§ Instructions for the task
Extract every line from the records below and reproduce each one character for character, in its original order.

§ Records
§ §

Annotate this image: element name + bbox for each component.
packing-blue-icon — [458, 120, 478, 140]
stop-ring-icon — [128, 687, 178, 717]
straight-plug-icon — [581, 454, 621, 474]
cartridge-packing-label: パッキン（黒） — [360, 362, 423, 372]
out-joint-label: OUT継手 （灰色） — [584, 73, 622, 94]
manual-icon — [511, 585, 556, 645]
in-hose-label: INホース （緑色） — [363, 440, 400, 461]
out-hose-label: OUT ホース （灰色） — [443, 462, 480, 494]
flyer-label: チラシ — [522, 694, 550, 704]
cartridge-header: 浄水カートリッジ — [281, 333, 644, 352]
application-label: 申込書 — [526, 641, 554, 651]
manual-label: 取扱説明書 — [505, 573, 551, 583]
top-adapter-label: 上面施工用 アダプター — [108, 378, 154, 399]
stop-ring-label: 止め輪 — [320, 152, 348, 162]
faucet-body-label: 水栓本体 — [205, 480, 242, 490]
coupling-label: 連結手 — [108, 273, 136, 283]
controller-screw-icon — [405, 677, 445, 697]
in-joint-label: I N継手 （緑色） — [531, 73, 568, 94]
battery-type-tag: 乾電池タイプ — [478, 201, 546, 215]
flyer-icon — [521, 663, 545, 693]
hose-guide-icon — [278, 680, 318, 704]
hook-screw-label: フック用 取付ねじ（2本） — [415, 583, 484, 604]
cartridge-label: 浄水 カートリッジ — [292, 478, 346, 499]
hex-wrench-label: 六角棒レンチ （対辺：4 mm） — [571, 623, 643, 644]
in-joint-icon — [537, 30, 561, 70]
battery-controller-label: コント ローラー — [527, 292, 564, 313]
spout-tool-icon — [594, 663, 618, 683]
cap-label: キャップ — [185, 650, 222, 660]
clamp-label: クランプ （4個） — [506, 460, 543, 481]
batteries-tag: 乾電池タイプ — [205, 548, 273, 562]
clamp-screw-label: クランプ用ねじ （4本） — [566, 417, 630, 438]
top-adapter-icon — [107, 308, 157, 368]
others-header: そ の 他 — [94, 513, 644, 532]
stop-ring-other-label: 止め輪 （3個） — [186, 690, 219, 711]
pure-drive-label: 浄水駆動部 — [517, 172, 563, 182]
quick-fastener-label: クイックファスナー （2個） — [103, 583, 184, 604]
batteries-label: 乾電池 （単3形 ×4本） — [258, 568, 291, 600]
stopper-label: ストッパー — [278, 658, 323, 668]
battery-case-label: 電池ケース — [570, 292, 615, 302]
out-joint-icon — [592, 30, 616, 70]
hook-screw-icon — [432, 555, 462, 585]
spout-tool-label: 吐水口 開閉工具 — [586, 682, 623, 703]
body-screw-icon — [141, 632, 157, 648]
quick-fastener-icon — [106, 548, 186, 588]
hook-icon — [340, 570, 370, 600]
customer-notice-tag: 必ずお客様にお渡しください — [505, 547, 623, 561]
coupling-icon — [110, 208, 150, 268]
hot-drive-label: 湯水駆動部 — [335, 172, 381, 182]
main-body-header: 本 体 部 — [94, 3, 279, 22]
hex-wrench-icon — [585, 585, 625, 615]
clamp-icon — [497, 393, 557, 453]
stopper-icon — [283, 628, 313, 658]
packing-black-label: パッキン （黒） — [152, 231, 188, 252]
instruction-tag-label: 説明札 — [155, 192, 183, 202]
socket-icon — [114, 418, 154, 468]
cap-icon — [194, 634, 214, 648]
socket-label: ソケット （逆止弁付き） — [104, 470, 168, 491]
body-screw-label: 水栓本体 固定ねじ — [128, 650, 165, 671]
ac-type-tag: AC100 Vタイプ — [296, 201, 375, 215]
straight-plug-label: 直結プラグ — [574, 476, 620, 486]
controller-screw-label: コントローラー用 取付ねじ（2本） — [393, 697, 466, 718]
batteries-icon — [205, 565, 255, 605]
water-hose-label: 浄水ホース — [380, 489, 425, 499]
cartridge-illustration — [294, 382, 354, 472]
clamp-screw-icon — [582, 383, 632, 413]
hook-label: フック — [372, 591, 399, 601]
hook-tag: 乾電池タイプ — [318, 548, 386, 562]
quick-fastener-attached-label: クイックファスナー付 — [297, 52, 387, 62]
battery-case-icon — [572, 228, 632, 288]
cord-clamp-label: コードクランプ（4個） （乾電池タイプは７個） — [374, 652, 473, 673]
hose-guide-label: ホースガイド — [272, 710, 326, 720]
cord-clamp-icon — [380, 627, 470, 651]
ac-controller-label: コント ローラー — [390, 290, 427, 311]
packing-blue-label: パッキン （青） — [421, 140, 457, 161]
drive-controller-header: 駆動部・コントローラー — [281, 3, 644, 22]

§ §

§ Reply to the exercise
Annotate this image: element name + bbox for each component.
packing-blue-icon — [458, 120, 478, 140]
stop-ring-icon — [128, 687, 178, 717]
straight-plug-icon — [581, 454, 621, 474]
cartridge-packing-label: パッキン（黒） — [360, 362, 423, 372]
out-joint-label: OUT継手 （灰色） — [584, 73, 622, 94]
manual-icon — [511, 585, 556, 645]
in-hose-label: INホース （緑色） — [363, 440, 400, 461]
out-hose-label: OUT ホース （灰色） — [443, 462, 480, 494]
flyer-label: チラシ — [522, 694, 550, 704]
cartridge-header: 浄水カートリッジ — [281, 333, 644, 352]
application-label: 申込書 — [526, 641, 554, 651]
manual-label: 取扱説明書 — [505, 573, 551, 583]
top-adapter-label: 上面施工用 アダプター — [108, 378, 154, 399]
stop-ring-label: 止め輪 — [320, 152, 348, 162]
faucet-body-label: 水栓本体 — [205, 480, 242, 490]
coupling-label: 連結手 — [108, 273, 136, 283]
controller-screw-icon — [405, 677, 445, 697]
in-joint-label: I N継手 （緑色） — [531, 73, 568, 94]
battery-type-tag: 乾電池タイプ — [478, 201, 546, 215]
flyer-icon — [521, 663, 545, 693]
hose-guide-icon — [278, 680, 318, 704]
hook-screw-label: フック用 取付ねじ（2本） — [415, 583, 484, 604]
cartridge-label: 浄水 カートリッジ — [292, 478, 346, 499]
hex-wrench-label: 六角棒レンチ （対辺：4 mm） — [571, 623, 643, 644]
in-joint-icon — [537, 30, 561, 70]
battery-controller-label: コント ローラー — [527, 292, 564, 313]
spout-tool-icon — [594, 663, 618, 683]
cap-label: キャップ — [185, 650, 222, 660]
clamp-label: クランプ （4個） — [506, 460, 543, 481]
batteries-tag: 乾電池タイプ — [205, 548, 273, 562]
clamp-screw-label: クランプ用ねじ （4本） — [566, 417, 630, 438]
top-adapter-icon — [107, 308, 157, 368]
others-header: そ の 他 — [94, 513, 644, 532]
stop-ring-other-label: 止め輪 （3個） — [186, 690, 219, 711]
pure-drive-label: 浄水駆動部 — [517, 172, 563, 182]
quick-fastener-label: クイックファスナー （2個） — [103, 583, 184, 604]
batteries-label: 乾電池 （単3形 ×4本） — [258, 568, 291, 600]
stopper-label: ストッパー — [278, 658, 323, 668]
battery-case-label: 電池ケース — [570, 292, 615, 302]
out-joint-icon — [592, 30, 616, 70]
hook-screw-icon — [432, 555, 462, 585]
spout-tool-label: 吐水口 開閉工具 — [586, 682, 623, 703]
body-screw-icon — [141, 632, 157, 648]
quick-fastener-icon — [106, 548, 186, 588]
hook-icon — [340, 570, 370, 600]
customer-notice-tag: 必ずお客様にお渡しください — [505, 547, 623, 561]
coupling-icon — [110, 208, 150, 268]
hot-drive-label: 湯水駆動部 — [335, 172, 381, 182]
main-body-header: 本 体 部 — [94, 3, 279, 22]
hex-wrench-icon — [585, 585, 625, 615]
clamp-icon — [497, 393, 557, 453]
stopper-icon — [283, 628, 313, 658]
packing-black-label: パッキン （黒） — [152, 231, 188, 252]
instruction-tag-label: 説明札 — [155, 192, 183, 202]
socket-icon — [114, 418, 154, 468]
cap-icon — [194, 634, 214, 648]
socket-label: ソケット （逆止弁付き） — [104, 470, 168, 491]
body-screw-label: 水栓本体 固定ねじ — [128, 650, 165, 671]
ac-type-tag: AC100 Vタイプ — [296, 201, 375, 215]
straight-plug-label: 直結プラグ — [574, 476, 620, 486]
controller-screw-label: コントローラー用 取付ねじ（2本） — [393, 697, 466, 718]
batteries-icon — [205, 565, 255, 605]
water-hose-label: 浄水ホース — [380, 489, 425, 499]
cartridge-illustration — [294, 382, 354, 472]
clamp-screw-icon — [582, 383, 632, 413]
hook-label: フック — [372, 591, 399, 601]
hook-tag: 乾電池タイプ — [318, 548, 386, 562]
quick-fastener-attached-label: クイックファスナー付 — [297, 52, 387, 62]
battery-case-icon — [572, 228, 632, 288]
cord-clamp-label: コードクランプ（4個） （乾電池タイプは７個） — [374, 652, 473, 673]
hose-guide-label: ホースガイド — [272, 710, 326, 720]
cord-clamp-icon — [380, 627, 470, 651]
ac-controller-label: コント ローラー — [390, 290, 427, 311]
packing-blue-label: パッキン （青） — [421, 140, 457, 161]
drive-controller-header: 駆動部・コントローラー — [281, 3, 644, 22]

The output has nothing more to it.